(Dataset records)
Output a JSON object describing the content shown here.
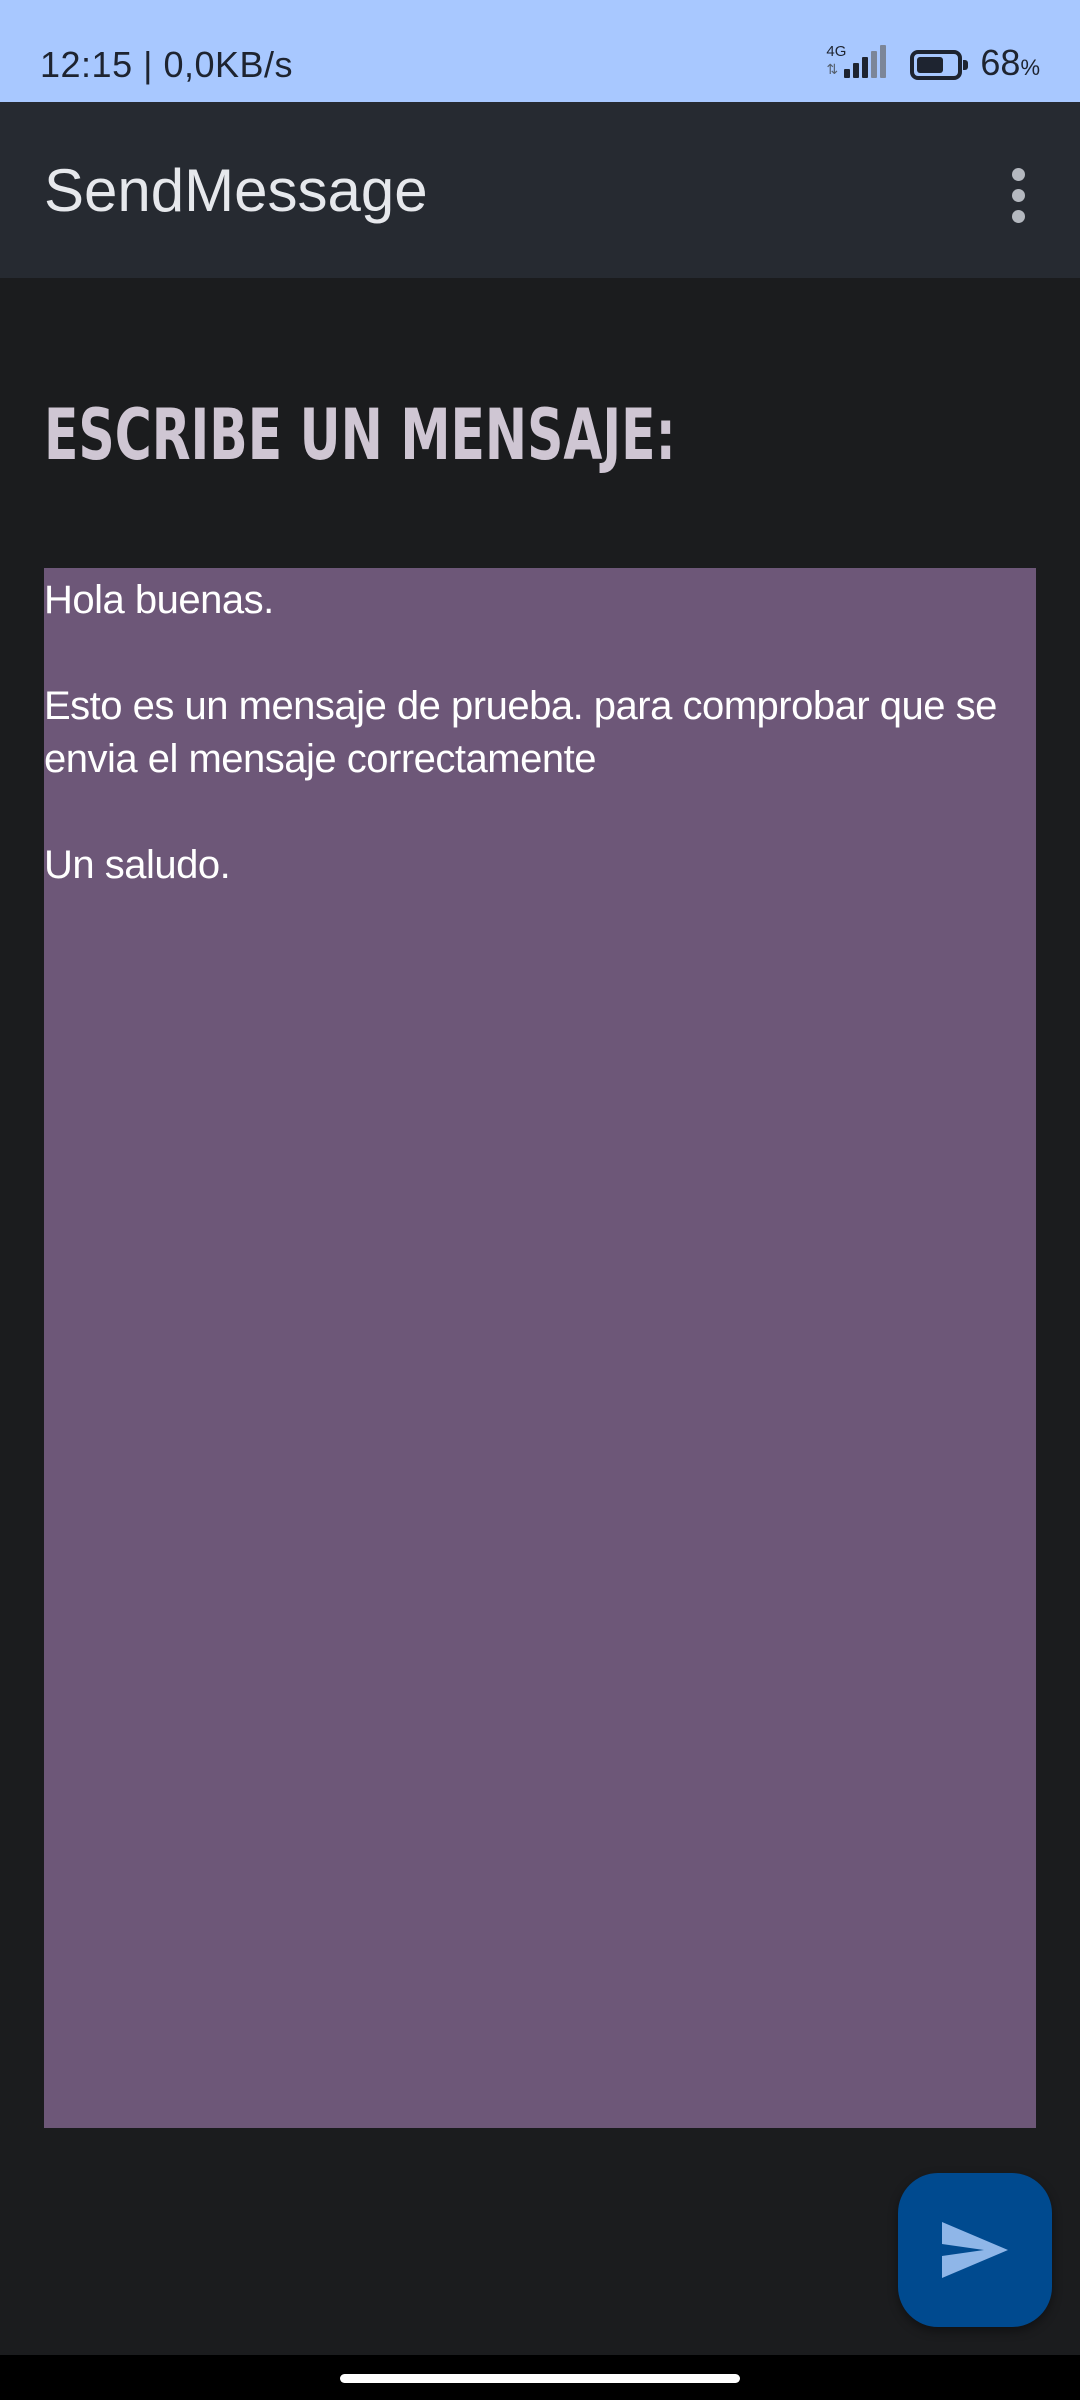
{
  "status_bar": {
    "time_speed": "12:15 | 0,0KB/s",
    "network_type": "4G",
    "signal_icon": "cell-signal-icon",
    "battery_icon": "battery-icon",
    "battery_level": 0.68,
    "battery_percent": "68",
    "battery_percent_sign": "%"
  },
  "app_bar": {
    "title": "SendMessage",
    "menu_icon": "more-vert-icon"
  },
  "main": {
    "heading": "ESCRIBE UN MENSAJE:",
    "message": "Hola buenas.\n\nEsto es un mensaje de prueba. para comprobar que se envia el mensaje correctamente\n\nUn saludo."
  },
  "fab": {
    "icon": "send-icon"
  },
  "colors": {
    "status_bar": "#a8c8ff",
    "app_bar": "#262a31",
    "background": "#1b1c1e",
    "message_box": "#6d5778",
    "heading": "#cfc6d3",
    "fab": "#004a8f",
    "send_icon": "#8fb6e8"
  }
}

Short task: Restate every record exactly, please; do not copy the pictures.

Written reply:
Output a JSON object describing the content shown here.
{
  "status_bar": {
    "time_speed": "12:15 | 0,0KB/s",
    "network_type": "4G",
    "signal_icon": "cell-signal-icon",
    "battery_icon": "battery-icon",
    "battery_level": 0.68,
    "battery_percent": "68",
    "battery_percent_sign": "%"
  },
  "app_bar": {
    "title": "SendMessage",
    "menu_icon": "more-vert-icon"
  },
  "main": {
    "heading": "ESCRIBE UN MENSAJE:",
    "message": "Hola buenas.\n\nEsto es un mensaje de prueba. para comprobar que se envia el mensaje correctamente\n\nUn saludo."
  },
  "fab": {
    "icon": "send-icon"
  },
  "colors": {
    "status_bar": "#a8c8ff",
    "app_bar": "#262a31",
    "background": "#1b1c1e",
    "message_box": "#6d5778",
    "heading": "#cfc6d3",
    "fab": "#004a8f",
    "send_icon": "#8fb6e8"
  }
}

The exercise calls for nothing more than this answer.